### DIRECTIVE
Below are some records; retype all of them exactly.
=== MATERIAL FOR THIS TASK ===
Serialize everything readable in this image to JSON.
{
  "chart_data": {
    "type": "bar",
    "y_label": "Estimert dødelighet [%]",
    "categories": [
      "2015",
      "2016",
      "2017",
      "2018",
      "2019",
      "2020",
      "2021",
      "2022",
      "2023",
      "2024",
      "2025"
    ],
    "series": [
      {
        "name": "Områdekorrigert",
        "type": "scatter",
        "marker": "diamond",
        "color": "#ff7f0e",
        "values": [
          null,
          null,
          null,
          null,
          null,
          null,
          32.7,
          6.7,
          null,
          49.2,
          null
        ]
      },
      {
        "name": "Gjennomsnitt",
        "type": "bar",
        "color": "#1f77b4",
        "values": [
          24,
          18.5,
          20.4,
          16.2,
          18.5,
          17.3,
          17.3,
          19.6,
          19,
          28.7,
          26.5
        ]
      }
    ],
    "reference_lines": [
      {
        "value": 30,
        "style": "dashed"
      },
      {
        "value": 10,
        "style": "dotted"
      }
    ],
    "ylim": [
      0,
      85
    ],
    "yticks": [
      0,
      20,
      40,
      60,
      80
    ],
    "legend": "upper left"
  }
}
===
### WRITTEN RESPONSE
Serialize everything readable in this image to JSON.
{
  "chart_data": {
    "type": "bar",
    "y_label": "Estimert dødelighet [%]",
    "categories": [
      "2015",
      "2016",
      "2017",
      "2018",
      "2019",
      "2020",
      "2021",
      "2022",
      "2023",
      "2024",
      "2025"
    ],
    "series": [
      {
        "name": "Områdekorrigert",
        "type": "scatter",
        "marker": "diamond",
        "color": "#ff7f0e",
        "values": [
          null,
          null,
          null,
          null,
          null,
          null,
          32.7,
          6.7,
          null,
          49.2,
          null
        ]
      },
      {
        "name": "Gjennomsnitt",
        "type": "bar",
        "color": "#1f77b4",
        "values": [
          24,
          18.5,
          20.4,
          16.2,
          18.5,
          17.3,
          17.3,
          19.6,
          19,
          28.7,
          26.5
        ]
      }
    ],
    "reference_lines": [
      {
        "value": 30,
        "style": "dashed"
      },
      {
        "value": 10,
        "style": "dotted"
      }
    ],
    "ylim": [
      0,
      85
    ],
    "yticks": [
      0,
      20,
      40,
      60,
      80
    ],
    "legend": "upper left"
  }
}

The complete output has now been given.